*Goal*. Reproduce every record below exactly as it appears.

** start of Given data **

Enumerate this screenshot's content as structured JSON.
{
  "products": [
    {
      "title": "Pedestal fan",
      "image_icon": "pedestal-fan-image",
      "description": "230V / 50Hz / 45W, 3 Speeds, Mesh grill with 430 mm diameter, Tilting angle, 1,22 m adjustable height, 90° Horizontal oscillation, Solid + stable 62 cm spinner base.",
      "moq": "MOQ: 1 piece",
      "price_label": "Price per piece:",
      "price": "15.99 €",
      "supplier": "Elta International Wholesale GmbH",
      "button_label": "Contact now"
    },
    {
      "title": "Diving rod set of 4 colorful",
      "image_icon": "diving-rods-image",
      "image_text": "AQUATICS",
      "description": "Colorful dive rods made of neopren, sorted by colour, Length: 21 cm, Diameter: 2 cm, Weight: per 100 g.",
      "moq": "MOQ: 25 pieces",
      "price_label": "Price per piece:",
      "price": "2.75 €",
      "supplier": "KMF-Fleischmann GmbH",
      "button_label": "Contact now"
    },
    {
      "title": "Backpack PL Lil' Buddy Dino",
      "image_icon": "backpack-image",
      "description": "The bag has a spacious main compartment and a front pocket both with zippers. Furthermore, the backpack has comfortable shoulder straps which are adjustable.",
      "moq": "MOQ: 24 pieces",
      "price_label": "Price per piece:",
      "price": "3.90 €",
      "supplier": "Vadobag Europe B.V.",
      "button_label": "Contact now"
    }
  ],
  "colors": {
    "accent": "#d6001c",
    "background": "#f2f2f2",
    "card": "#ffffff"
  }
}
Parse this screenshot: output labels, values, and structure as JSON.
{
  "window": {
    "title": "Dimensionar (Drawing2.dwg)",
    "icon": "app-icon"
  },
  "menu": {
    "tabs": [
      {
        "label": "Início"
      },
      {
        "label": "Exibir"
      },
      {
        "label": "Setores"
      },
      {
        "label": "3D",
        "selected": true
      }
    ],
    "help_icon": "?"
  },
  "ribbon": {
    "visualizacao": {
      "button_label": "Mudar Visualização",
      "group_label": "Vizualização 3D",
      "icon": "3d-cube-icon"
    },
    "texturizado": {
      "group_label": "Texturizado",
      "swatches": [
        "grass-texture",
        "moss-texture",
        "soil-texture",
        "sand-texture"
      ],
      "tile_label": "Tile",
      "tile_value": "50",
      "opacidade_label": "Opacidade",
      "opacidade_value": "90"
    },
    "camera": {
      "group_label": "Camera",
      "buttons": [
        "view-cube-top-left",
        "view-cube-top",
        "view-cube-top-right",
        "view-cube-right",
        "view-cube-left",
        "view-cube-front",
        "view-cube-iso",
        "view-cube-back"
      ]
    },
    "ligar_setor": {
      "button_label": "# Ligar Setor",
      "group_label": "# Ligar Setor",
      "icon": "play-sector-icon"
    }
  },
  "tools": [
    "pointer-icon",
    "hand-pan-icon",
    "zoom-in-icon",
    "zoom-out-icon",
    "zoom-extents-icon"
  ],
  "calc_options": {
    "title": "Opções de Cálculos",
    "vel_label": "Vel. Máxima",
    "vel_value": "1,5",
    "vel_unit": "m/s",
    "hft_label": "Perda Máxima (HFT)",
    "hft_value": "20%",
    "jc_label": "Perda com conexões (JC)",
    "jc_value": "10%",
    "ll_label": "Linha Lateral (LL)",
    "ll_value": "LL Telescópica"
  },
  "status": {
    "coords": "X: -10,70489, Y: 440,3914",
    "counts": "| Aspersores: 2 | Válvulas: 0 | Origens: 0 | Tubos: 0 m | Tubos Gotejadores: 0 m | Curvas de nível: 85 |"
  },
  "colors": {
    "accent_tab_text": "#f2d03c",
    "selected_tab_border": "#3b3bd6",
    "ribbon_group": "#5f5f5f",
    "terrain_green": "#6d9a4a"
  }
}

** end of Given data **

*Solution to this exercise*.
Enumerate this screenshot's content as structured JSON.
{
  "products": [
    {
      "title": "Pedestal fan",
      "image_icon": "pedestal-fan-image",
      "description": "230V / 50Hz / 45W, 3 Speeds, Mesh grill with 430 mm diameter, Tilting angle, 1,22 m adjustable height, 90° Horizontal oscillation, Solid + stable 62 cm spinner base.",
      "moq": "MOQ: 1 piece",
      "price_label": "Price per piece:",
      "price": "15.99 €",
      "supplier": "Elta International Wholesale GmbH",
      "button_label": "Contact now"
    },
    {
      "title": "Diving rod set of 4 colorful",
      "image_icon": "diving-rods-image",
      "image_text": "AQUATICS",
      "description": "Colorful dive rods made of neopren, sorted by colour, Length: 21 cm, Diameter: 2 cm, Weight: per 100 g.",
      "moq": "MOQ: 25 pieces",
      "price_label": "Price per piece:",
      "price": "2.75 €",
      "supplier": "KMF-Fleischmann GmbH",
      "button_label": "Contact now"
    },
    {
      "title": "Backpack PL Lil' Buddy Dino",
      "image_icon": "backpack-image",
      "description": "The bag has a spacious main compartment and a front pocket both with zippers. Furthermore, the backpack has comfortable shoulder straps which are adjustable.",
      "moq": "MOQ: 24 pieces",
      "price_label": "Price per piece:",
      "price": "3.90 €",
      "supplier": "Vadobag Europe B.V.",
      "button_label": "Contact now"
    }
  ],
  "colors": {
    "accent": "#d6001c",
    "background": "#f2f2f2",
    "card": "#ffffff"
  }
}
Parse this screenshot: output labels, values, and structure as JSON.
{
  "window": {
    "title": "Dimensionar (Drawing2.dwg)",
    "icon": "app-icon"
  },
  "menu": {
    "tabs": [
      {
        "label": "Início"
      },
      {
        "label": "Exibir"
      },
      {
        "label": "Setores"
      },
      {
        "label": "3D",
        "selected": true
      }
    ],
    "help_icon": "?"
  },
  "ribbon": {
    "visualizacao": {
      "button_label": "Mudar Visualização",
      "group_label": "Vizualização 3D",
      "icon": "3d-cube-icon"
    },
    "texturizado": {
      "group_label": "Texturizado",
      "swatches": [
        "grass-texture",
        "moss-texture",
        "soil-texture",
        "sand-texture"
      ],
      "tile_label": "Tile",
      "tile_value": "50",
      "opacidade_label": "Opacidade",
      "opacidade_value": "90"
    },
    "camera": {
      "group_label": "Camera",
      "buttons": [
        "view-cube-top-left",
        "view-cube-top",
        "view-cube-top-right",
        "view-cube-right",
        "view-cube-left",
        "view-cube-front",
        "view-cube-iso",
        "view-cube-back"
      ]
    },
    "ligar_setor": {
      "button_label": "# Ligar Setor",
      "group_label": "# Ligar Setor",
      "icon": "play-sector-icon"
    }
  },
  "tools": [
    "pointer-icon",
    "hand-pan-icon",
    "zoom-in-icon",
    "zoom-out-icon",
    "zoom-extents-icon"
  ],
  "calc_options": {
    "title": "Opções de Cálculos",
    "vel_label": "Vel. Máxima",
    "vel_value": "1,5",
    "vel_unit": "m/s",
    "hft_label": "Perda Máxima (HFT)",
    "hft_value": "20%",
    "jc_label": "Perda com conexões (JC)",
    "jc_value": "10%",
    "ll_label": "Linha Lateral (LL)",
    "ll_value": "LL Telescópica"
  },
  "status": {
    "coords": "X: -10,70489, Y: 440,3914",
    "counts": "| Aspersores: 2 | Válvulas: 0 | Origens: 0 | Tubos: 0 m | Tubos Gotejadores: 0 m | Curvas de nível: 85 |"
  },
  "colors": {
    "accent_tab_text": "#f2d03c",
    "selected_tab_border": "#3b3bd6",
    "ribbon_group": "#5f5f5f",
    "terrain_green": "#6d9a4a"
  }
}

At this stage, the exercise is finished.